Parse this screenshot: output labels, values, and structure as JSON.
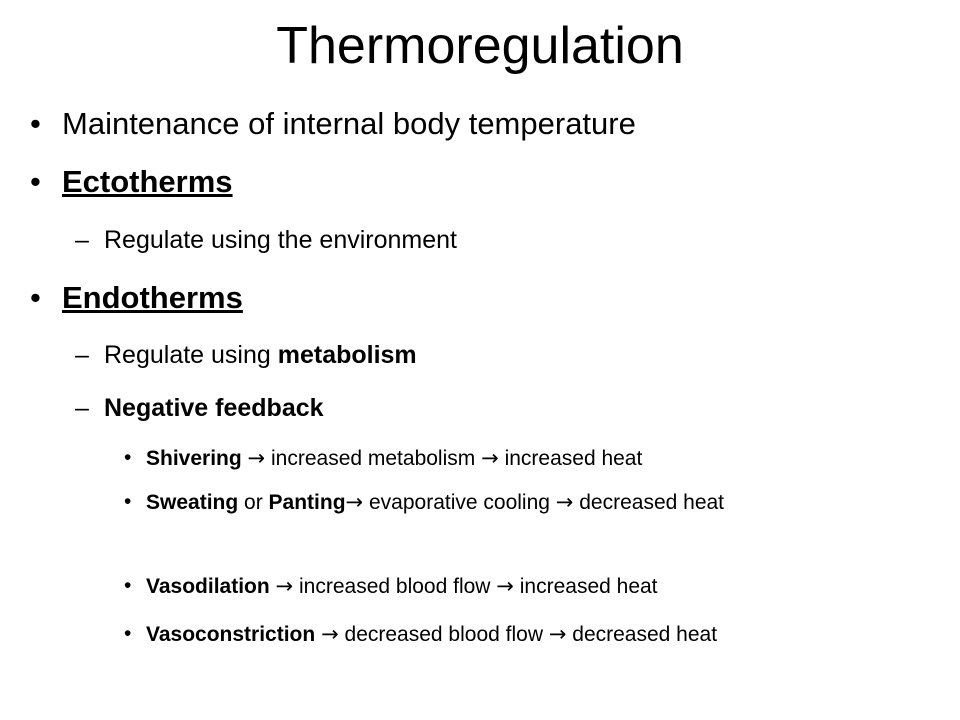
{
  "slide": {
    "title": "Thermoregulation",
    "bullet_glyph": "•",
    "dash_glyph": "–",
    "arrow_glyph": "→",
    "items": {
      "maintenance": "Maintenance of internal body temperature",
      "ectotherms": {
        "heading": "Ectotherms",
        "sub": "Regulate using the environment"
      },
      "endotherms": {
        "heading": "Endotherms",
        "sub1_prefix": "Regulate using ",
        "sub1_bold": "metabolism",
        "sub2": "Negative feedback",
        "examples": {
          "shivering": {
            "term": "Shivering",
            "step1": "increased metabolism",
            "step2": "increased heat"
          },
          "sweating": {
            "term1": "Sweating",
            "joiner": " or ",
            "term2": "Panting",
            "step1": "evaporative cooling",
            "step2": "decreased heat"
          },
          "vasodilation": {
            "term": "Vasodilation",
            "step1": "increased blood flow",
            "step2": "increased heat"
          },
          "vasoconstriction": {
            "term": "Vasoconstriction",
            "step1": "decreased blood flow",
            "step2": "decreased heat"
          }
        }
      }
    }
  }
}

***

> **EXERCISE DIRECTIONS**: Search the records for the word "metabolism" and copy every line where it occurs.

> **SOLVED PROBLEM**:
        "sub1_bold": "metabolism",
            "step1": "increased metabolism",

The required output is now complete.